[WHAT IS REQUIRED] Find all lines in the records that include the word "None", and copy them out.

* Begin *

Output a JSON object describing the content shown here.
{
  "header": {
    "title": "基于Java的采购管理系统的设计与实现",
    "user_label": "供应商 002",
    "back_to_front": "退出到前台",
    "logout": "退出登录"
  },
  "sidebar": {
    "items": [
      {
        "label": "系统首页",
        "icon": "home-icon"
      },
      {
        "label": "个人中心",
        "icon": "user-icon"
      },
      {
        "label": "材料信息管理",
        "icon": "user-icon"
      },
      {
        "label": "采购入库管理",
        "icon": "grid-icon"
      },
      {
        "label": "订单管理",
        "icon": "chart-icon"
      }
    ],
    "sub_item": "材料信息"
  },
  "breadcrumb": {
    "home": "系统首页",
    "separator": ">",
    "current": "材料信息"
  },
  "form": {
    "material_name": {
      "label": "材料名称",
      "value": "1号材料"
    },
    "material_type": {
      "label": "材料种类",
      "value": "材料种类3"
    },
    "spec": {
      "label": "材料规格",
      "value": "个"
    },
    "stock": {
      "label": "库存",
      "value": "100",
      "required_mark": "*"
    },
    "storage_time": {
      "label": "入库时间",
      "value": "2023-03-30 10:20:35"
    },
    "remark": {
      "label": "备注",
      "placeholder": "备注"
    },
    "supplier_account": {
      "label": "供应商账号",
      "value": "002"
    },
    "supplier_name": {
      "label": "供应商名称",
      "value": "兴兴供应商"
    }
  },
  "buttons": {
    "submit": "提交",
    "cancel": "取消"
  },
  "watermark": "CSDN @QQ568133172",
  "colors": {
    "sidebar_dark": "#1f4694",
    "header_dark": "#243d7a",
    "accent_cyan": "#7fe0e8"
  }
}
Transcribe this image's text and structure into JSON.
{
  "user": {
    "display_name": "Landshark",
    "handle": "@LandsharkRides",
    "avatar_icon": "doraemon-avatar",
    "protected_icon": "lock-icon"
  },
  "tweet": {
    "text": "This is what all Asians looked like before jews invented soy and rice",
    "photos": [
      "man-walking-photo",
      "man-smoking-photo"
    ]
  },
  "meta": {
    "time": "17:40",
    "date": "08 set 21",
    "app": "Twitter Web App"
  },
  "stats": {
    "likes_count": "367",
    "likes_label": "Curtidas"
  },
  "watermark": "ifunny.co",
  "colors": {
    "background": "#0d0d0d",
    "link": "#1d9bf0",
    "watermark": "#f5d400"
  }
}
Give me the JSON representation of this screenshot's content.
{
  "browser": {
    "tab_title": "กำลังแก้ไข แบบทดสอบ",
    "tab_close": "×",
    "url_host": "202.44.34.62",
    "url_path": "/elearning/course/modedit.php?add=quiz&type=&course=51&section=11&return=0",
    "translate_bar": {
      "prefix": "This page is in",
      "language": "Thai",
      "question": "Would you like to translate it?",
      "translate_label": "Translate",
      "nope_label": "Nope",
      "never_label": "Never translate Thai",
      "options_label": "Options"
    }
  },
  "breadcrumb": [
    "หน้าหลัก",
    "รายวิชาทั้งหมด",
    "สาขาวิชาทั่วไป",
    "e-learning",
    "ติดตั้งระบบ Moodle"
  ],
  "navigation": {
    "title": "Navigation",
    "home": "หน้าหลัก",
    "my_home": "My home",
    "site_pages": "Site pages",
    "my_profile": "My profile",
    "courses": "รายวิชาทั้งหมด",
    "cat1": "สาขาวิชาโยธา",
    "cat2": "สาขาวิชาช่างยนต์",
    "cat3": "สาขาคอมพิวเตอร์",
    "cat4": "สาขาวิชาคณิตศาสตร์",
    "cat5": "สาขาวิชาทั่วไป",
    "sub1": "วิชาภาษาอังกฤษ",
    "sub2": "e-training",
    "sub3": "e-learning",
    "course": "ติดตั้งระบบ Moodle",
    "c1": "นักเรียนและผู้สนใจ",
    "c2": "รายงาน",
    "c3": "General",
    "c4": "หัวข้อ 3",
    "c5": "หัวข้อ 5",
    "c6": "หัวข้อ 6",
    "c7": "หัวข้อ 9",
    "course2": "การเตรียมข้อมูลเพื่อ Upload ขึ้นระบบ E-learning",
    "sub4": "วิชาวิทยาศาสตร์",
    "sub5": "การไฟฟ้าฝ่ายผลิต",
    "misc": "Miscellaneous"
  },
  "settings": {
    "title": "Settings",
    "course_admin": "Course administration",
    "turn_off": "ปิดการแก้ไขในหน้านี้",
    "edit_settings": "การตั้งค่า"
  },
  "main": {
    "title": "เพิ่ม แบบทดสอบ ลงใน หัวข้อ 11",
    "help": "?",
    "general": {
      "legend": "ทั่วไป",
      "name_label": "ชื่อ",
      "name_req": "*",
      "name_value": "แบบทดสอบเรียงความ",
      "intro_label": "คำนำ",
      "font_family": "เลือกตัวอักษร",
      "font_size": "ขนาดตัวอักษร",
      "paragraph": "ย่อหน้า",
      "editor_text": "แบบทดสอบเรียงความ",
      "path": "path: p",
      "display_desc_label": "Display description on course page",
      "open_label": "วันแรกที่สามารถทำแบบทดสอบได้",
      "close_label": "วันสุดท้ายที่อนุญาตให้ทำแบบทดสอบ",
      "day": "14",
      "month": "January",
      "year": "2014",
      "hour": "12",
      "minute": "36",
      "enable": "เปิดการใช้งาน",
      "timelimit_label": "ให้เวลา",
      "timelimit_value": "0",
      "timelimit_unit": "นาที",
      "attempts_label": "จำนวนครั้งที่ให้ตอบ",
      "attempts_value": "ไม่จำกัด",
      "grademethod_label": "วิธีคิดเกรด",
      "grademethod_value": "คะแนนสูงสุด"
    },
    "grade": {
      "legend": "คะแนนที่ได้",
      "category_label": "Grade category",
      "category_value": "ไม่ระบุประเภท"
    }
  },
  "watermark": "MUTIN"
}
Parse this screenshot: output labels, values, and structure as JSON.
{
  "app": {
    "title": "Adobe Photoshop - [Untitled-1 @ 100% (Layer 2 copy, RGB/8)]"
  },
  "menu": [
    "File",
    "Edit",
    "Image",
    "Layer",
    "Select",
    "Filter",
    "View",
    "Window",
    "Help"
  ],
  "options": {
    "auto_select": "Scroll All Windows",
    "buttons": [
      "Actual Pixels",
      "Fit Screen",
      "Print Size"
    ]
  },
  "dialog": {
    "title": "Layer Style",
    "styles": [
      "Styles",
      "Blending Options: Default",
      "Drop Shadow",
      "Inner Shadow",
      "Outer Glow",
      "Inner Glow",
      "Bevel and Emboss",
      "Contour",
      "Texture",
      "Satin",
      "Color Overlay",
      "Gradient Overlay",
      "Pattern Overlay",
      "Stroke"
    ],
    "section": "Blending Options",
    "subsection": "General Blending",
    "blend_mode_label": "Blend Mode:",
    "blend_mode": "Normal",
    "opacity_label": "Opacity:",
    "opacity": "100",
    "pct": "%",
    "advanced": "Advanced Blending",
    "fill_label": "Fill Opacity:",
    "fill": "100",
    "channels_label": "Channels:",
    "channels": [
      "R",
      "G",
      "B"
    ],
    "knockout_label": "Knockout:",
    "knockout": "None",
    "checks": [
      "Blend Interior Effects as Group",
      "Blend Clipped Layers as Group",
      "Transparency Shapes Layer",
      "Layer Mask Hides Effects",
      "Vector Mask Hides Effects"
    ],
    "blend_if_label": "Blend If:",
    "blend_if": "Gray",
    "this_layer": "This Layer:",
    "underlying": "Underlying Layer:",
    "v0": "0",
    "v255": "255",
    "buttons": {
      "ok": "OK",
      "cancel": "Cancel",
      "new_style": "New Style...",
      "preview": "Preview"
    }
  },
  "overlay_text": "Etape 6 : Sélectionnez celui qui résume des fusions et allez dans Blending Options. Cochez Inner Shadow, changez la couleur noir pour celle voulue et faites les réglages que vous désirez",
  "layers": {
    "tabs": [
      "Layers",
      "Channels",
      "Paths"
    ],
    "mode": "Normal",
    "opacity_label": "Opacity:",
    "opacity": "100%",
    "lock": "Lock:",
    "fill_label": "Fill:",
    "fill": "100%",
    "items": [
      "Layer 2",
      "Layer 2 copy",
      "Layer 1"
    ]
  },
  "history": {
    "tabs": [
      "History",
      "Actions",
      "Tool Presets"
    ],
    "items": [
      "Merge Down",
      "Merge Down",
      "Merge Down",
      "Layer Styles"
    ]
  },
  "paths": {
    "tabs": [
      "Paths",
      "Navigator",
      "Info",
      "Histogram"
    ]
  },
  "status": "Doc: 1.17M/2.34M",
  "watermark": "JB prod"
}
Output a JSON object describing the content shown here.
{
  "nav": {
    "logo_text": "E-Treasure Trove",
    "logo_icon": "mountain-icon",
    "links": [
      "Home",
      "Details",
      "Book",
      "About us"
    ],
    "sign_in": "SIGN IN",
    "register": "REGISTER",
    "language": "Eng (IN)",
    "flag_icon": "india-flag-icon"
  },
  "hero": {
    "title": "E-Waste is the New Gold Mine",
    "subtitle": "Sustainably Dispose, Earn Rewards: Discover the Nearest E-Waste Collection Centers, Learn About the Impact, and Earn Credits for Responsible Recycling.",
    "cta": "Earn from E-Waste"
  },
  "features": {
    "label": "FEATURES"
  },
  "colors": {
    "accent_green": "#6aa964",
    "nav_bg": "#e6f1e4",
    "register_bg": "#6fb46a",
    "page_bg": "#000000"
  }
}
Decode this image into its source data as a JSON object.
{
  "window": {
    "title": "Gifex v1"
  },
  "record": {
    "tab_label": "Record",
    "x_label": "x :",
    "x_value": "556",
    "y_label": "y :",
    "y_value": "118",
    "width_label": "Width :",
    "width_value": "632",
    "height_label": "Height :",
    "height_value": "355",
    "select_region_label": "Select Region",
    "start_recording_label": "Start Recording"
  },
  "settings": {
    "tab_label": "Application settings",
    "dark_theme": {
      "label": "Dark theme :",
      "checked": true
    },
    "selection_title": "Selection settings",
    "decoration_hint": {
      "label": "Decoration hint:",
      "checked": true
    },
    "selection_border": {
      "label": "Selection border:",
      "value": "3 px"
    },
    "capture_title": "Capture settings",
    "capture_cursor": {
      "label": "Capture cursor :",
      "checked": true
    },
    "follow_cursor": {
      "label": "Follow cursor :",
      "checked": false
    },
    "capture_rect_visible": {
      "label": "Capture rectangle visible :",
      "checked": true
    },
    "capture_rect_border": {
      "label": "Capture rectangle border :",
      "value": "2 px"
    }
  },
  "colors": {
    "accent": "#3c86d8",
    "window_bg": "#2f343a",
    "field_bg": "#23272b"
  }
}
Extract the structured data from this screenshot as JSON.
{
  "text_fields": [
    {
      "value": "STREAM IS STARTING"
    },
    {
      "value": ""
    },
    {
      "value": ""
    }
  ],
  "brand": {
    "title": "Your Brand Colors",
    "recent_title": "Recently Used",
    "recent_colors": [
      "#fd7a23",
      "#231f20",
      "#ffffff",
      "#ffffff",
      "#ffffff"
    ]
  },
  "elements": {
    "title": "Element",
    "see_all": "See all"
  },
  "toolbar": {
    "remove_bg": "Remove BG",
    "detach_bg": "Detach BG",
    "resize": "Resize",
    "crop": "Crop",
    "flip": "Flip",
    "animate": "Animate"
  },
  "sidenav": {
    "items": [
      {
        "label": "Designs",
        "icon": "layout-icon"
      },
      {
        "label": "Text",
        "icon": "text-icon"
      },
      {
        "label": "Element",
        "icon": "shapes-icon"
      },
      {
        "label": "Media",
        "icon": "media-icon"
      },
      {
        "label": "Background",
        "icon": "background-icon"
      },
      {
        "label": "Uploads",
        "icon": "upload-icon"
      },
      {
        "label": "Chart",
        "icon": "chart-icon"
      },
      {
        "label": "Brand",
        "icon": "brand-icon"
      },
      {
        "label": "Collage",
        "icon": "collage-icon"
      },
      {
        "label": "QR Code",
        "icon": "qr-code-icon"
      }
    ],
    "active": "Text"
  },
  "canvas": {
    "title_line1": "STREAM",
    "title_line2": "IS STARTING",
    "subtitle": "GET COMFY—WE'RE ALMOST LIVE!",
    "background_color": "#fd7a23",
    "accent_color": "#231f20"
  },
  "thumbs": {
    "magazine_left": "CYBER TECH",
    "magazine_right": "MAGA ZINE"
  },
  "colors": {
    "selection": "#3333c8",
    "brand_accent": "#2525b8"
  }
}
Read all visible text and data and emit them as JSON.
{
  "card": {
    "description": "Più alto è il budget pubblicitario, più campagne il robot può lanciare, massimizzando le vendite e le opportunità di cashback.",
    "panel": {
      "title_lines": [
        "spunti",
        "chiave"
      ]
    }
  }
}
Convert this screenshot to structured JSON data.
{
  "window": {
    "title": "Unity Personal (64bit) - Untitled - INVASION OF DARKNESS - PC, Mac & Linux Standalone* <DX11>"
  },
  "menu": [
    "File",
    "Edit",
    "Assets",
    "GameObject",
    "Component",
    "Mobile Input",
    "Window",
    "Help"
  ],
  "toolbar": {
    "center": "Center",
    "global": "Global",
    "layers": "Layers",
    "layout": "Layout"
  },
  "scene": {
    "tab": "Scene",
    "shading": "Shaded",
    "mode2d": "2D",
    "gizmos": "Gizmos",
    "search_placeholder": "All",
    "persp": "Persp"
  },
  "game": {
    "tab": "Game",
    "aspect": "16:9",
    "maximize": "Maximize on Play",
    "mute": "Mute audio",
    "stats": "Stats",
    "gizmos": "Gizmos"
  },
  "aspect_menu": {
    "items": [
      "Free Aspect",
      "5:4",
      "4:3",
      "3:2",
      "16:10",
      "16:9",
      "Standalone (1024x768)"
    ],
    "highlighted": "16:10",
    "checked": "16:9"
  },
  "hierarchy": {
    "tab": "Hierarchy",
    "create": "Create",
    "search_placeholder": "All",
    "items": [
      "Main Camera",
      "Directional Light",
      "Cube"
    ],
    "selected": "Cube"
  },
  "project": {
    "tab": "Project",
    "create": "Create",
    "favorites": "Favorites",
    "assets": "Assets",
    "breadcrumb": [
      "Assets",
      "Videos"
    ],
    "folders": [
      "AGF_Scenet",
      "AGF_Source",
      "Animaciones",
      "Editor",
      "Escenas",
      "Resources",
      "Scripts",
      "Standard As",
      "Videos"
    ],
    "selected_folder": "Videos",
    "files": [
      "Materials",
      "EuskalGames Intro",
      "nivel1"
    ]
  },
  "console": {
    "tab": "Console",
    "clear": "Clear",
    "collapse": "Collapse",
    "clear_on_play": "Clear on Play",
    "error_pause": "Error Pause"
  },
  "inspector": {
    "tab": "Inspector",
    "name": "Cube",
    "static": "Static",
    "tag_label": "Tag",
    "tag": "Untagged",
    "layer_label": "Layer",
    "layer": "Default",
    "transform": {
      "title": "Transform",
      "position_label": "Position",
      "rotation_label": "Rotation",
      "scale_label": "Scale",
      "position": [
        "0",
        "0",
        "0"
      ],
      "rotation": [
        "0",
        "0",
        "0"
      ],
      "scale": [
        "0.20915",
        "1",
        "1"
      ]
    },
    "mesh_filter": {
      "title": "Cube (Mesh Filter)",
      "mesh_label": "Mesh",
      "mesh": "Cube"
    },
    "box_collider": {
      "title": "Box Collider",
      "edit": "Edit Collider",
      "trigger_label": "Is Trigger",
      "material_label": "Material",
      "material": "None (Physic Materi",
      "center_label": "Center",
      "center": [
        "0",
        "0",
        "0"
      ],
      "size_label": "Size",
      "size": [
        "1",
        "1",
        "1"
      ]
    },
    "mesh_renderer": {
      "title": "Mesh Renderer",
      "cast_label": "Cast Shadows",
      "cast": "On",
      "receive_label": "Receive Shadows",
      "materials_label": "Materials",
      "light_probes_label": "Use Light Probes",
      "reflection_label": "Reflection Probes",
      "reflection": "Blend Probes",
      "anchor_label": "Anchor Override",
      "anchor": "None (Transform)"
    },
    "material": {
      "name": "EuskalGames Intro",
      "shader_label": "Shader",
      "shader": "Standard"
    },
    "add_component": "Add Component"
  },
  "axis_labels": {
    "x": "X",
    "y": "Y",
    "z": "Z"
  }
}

* End *

[EXERCISE RESULT]
    "knockout": "None",
      "material": "None (Physic Materi",
      "anchor": "None (Transform)"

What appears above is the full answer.